### Written problem
Restate the full listing word for word and leave the pictures out.

(Figure collection entries)
— START —

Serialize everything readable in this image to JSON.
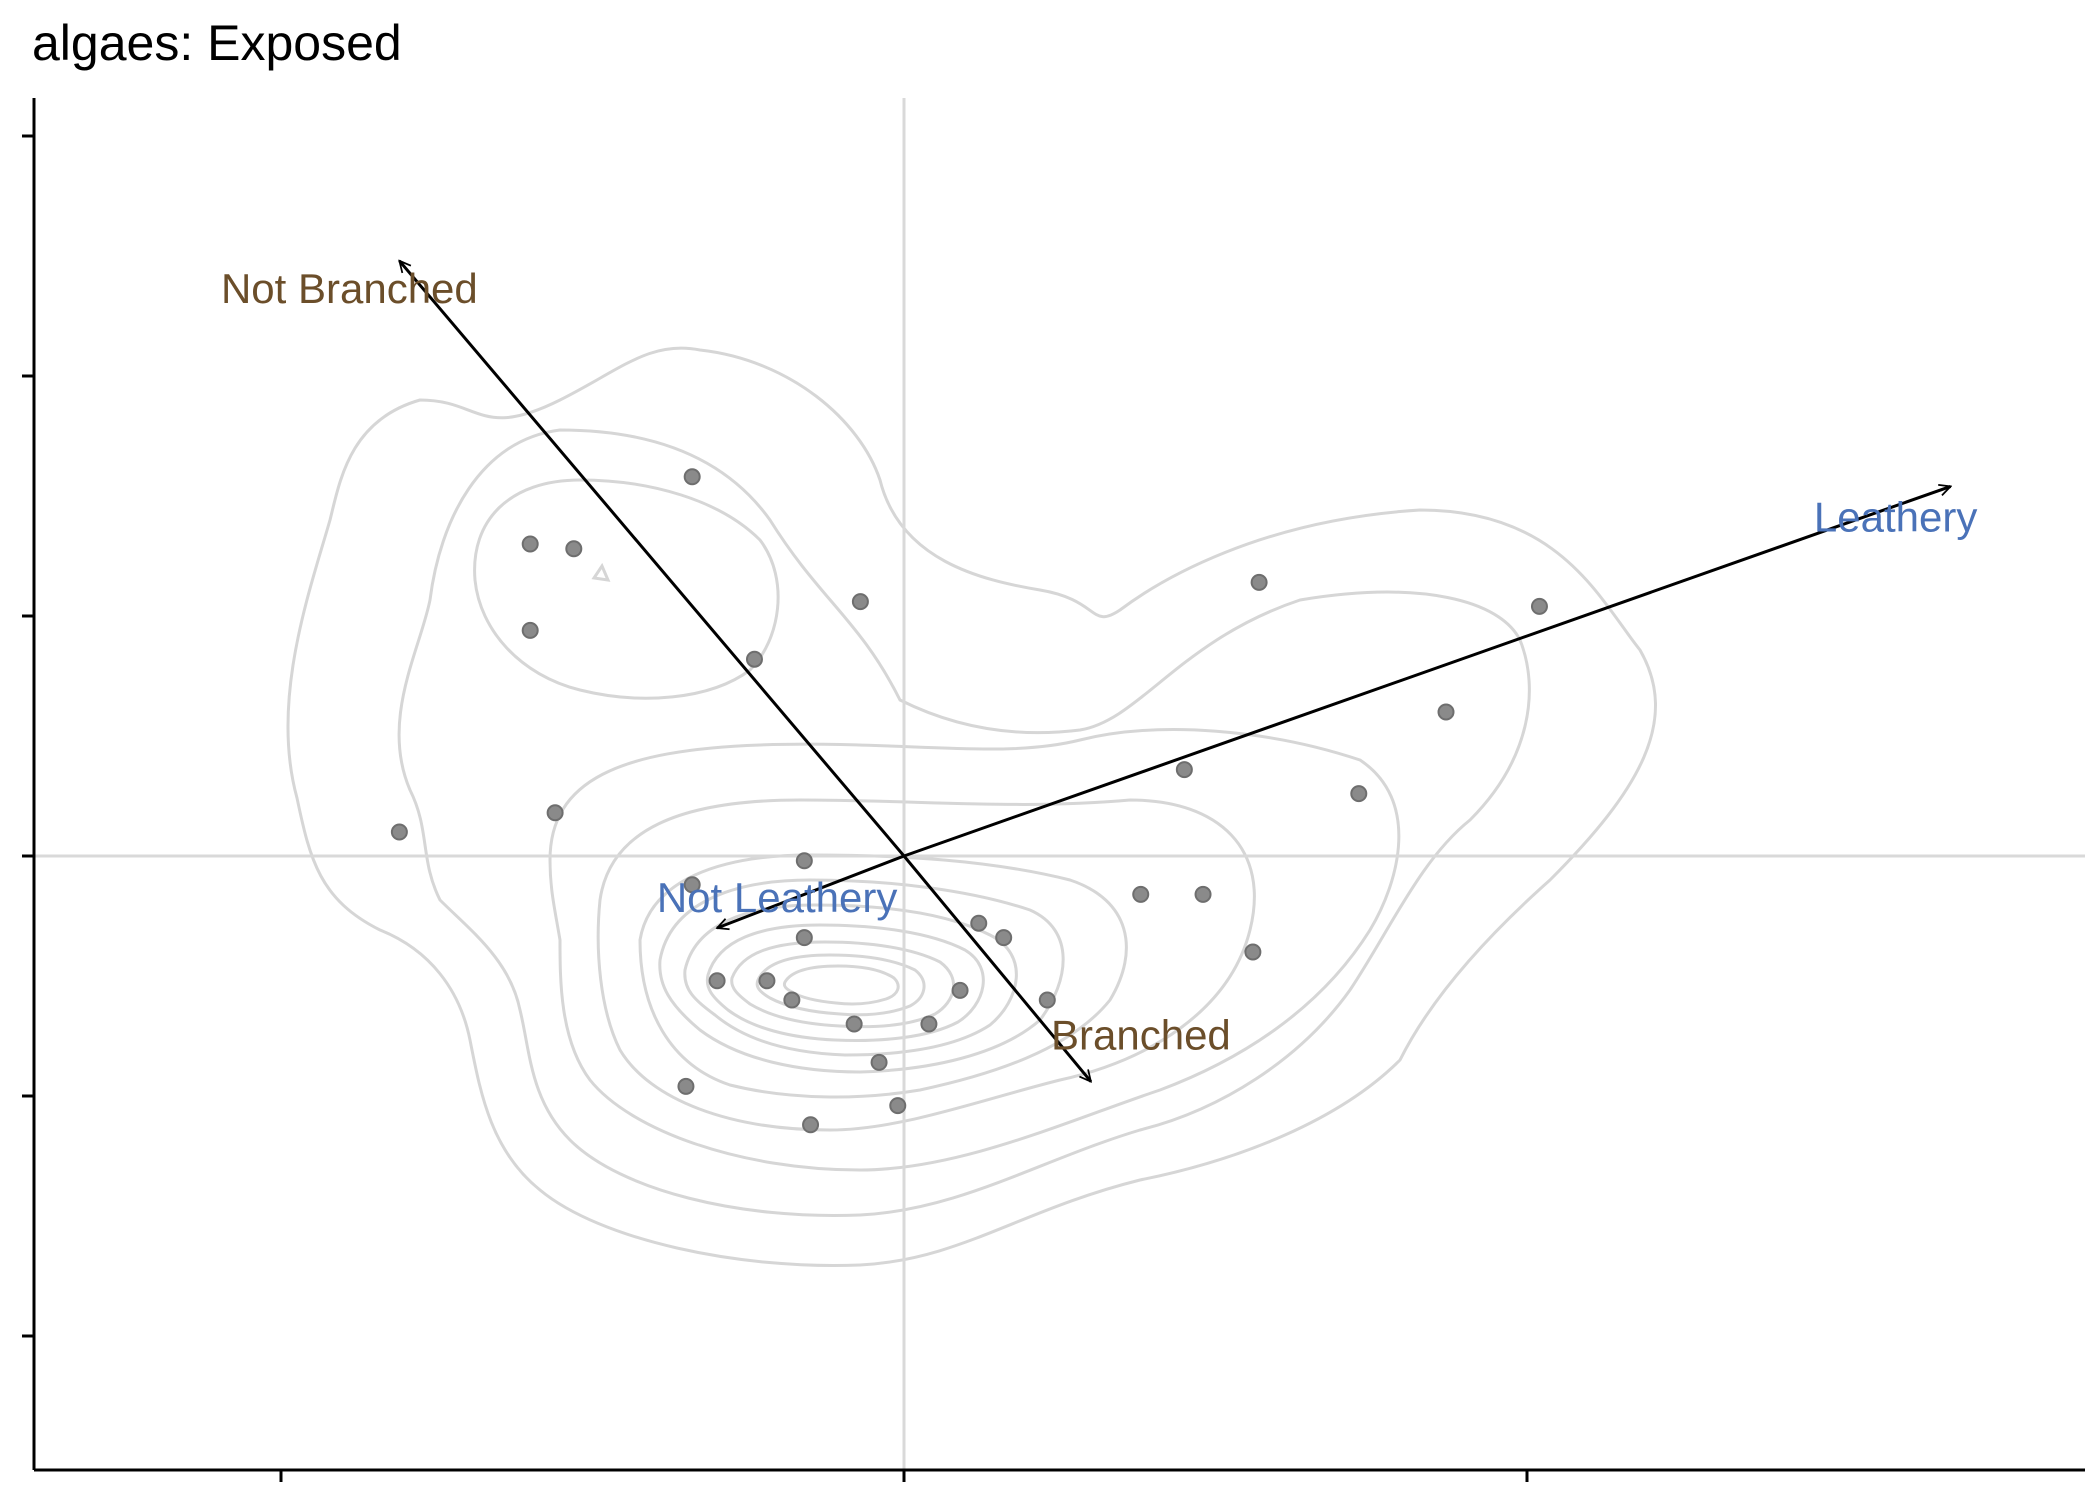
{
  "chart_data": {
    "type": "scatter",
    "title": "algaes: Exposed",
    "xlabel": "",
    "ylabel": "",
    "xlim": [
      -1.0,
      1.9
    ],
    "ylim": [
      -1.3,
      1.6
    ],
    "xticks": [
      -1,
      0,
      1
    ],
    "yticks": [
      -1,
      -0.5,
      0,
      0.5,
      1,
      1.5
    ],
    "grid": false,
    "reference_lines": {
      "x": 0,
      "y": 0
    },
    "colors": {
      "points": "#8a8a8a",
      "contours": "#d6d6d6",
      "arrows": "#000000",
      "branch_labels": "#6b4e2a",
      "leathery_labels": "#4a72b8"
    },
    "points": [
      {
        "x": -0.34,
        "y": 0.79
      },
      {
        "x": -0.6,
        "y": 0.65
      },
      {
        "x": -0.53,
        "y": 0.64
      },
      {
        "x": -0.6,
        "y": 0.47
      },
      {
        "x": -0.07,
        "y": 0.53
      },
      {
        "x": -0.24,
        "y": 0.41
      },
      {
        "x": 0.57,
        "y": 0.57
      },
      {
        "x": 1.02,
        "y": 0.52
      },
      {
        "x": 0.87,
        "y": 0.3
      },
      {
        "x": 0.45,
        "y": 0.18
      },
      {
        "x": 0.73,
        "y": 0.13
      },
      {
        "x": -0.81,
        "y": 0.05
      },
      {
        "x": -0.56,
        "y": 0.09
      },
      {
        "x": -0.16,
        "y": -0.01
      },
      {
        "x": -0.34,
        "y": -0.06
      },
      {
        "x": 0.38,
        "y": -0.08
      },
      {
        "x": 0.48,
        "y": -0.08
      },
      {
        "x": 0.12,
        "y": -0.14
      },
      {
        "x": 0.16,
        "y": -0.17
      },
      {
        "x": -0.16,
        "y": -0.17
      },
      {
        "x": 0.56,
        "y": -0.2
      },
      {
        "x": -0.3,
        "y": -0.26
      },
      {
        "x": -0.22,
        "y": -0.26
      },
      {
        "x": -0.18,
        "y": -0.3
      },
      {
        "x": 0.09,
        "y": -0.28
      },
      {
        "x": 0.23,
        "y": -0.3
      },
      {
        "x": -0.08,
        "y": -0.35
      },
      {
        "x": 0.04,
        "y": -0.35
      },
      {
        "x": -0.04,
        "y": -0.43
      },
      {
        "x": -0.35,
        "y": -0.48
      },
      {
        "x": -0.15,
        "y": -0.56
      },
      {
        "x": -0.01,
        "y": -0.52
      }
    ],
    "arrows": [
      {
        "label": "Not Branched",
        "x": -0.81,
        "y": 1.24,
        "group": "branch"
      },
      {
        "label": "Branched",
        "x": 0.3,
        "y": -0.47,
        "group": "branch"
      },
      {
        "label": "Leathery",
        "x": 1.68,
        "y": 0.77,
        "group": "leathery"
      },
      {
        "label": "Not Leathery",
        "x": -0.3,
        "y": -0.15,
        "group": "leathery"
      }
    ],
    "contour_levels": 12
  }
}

— END —

### Answer to this problem
Serialize everything readable in this image to JSON.
{
  "chart_data": {
    "type": "scatter",
    "title": "algaes: Exposed",
    "xlabel": "",
    "ylabel": "",
    "xlim": [
      -1.0,
      1.9
    ],
    "ylim": [
      -1.3,
      1.6
    ],
    "xticks": [
      -1,
      0,
      1
    ],
    "yticks": [
      -1,
      -0.5,
      0,
      0.5,
      1,
      1.5
    ],
    "grid": false,
    "reference_lines": {
      "x": 0,
      "y": 0
    },
    "colors": {
      "points": "#8a8a8a",
      "contours": "#d6d6d6",
      "arrows": "#000000",
      "branch_labels": "#6b4e2a",
      "leathery_labels": "#4a72b8"
    },
    "points": [
      {
        "x": -0.34,
        "y": 0.79
      },
      {
        "x": -0.6,
        "y": 0.65
      },
      {
        "x": -0.53,
        "y": 0.64
      },
      {
        "x": -0.6,
        "y": 0.47
      },
      {
        "x": -0.07,
        "y": 0.53
      },
      {
        "x": -0.24,
        "y": 0.41
      },
      {
        "x": 0.57,
        "y": 0.57
      },
      {
        "x": 1.02,
        "y": 0.52
      },
      {
        "x": 0.87,
        "y": 0.3
      },
      {
        "x": 0.45,
        "y": 0.18
      },
      {
        "x": 0.73,
        "y": 0.13
      },
      {
        "x": -0.81,
        "y": 0.05
      },
      {
        "x": -0.56,
        "y": 0.09
      },
      {
        "x": -0.16,
        "y": -0.01
      },
      {
        "x": -0.34,
        "y": -0.06
      },
      {
        "x": 0.38,
        "y": -0.08
      },
      {
        "x": 0.48,
        "y": -0.08
      },
      {
        "x": 0.12,
        "y": -0.14
      },
      {
        "x": 0.16,
        "y": -0.17
      },
      {
        "x": -0.16,
        "y": -0.17
      },
      {
        "x": 0.56,
        "y": -0.2
      },
      {
        "x": -0.3,
        "y": -0.26
      },
      {
        "x": -0.22,
        "y": -0.26
      },
      {
        "x": -0.18,
        "y": -0.3
      },
      {
        "x": 0.09,
        "y": -0.28
      },
      {
        "x": 0.23,
        "y": -0.3
      },
      {
        "x": -0.08,
        "y": -0.35
      },
      {
        "x": 0.04,
        "y": -0.35
      },
      {
        "x": -0.04,
        "y": -0.43
      },
      {
        "x": -0.35,
        "y": -0.48
      },
      {
        "x": -0.15,
        "y": -0.56
      },
      {
        "x": -0.01,
        "y": -0.52
      }
    ],
    "arrows": [
      {
        "label": "Not Branched",
        "x": -0.81,
        "y": 1.24,
        "group": "branch"
      },
      {
        "label": "Branched",
        "x": 0.3,
        "y": -0.47,
        "group": "branch"
      },
      {
        "label": "Leathery",
        "x": 1.68,
        "y": 0.77,
        "group": "leathery"
      },
      {
        "label": "Not Leathery",
        "x": -0.3,
        "y": -0.15,
        "group": "leathery"
      }
    ],
    "contour_levels": 12
  }
}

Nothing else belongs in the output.